# [EXERCISE REQUIREMENTS]
Give the data again exactly as written, skipping any pictures.
** Start ITEMS **
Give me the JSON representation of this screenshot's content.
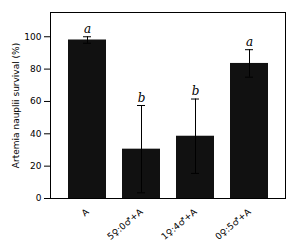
{
  "chart_data": {
    "type": "bar",
    "categories": [
      "A",
      "5♀:0♂+A",
      "1♀:4♂+A",
      "0♀:5♂+A"
    ],
    "values": [
      98.0,
      30.5,
      38.5,
      83.5
    ],
    "errors": [
      2.0,
      27.0,
      23.0,
      8.5
    ],
    "annotations": [
      "a",
      "b",
      "b",
      "a"
    ],
    "color": "#111111",
    "ylabel": "Artemia nauplii survival (%)",
    "ylim": [
      0,
      115
    ],
    "yticks": [
      0,
      20,
      40,
      60,
      80,
      100
    ],
    "grid": false
  }
}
** End ITEMS **
# [ANSWER TO THIS EXERCISE]
Give me the JSON representation of this screenshot's content.
{
  "chart_data": {
    "type": "bar",
    "categories": [
      "A",
      "5♀:0♂+A",
      "1♀:4♂+A",
      "0♀:5♂+A"
    ],
    "values": [
      98.0,
      30.5,
      38.5,
      83.5
    ],
    "errors": [
      2.0,
      27.0,
      23.0,
      8.5
    ],
    "annotations": [
      "a",
      "b",
      "b",
      "a"
    ],
    "color": "#111111",
    "ylabel": "Artemia nauplii survival (%)",
    "ylim": [
      0,
      115
    ],
    "yticks": [
      0,
      20,
      40,
      60,
      80,
      100
    ],
    "grid": false
  }
}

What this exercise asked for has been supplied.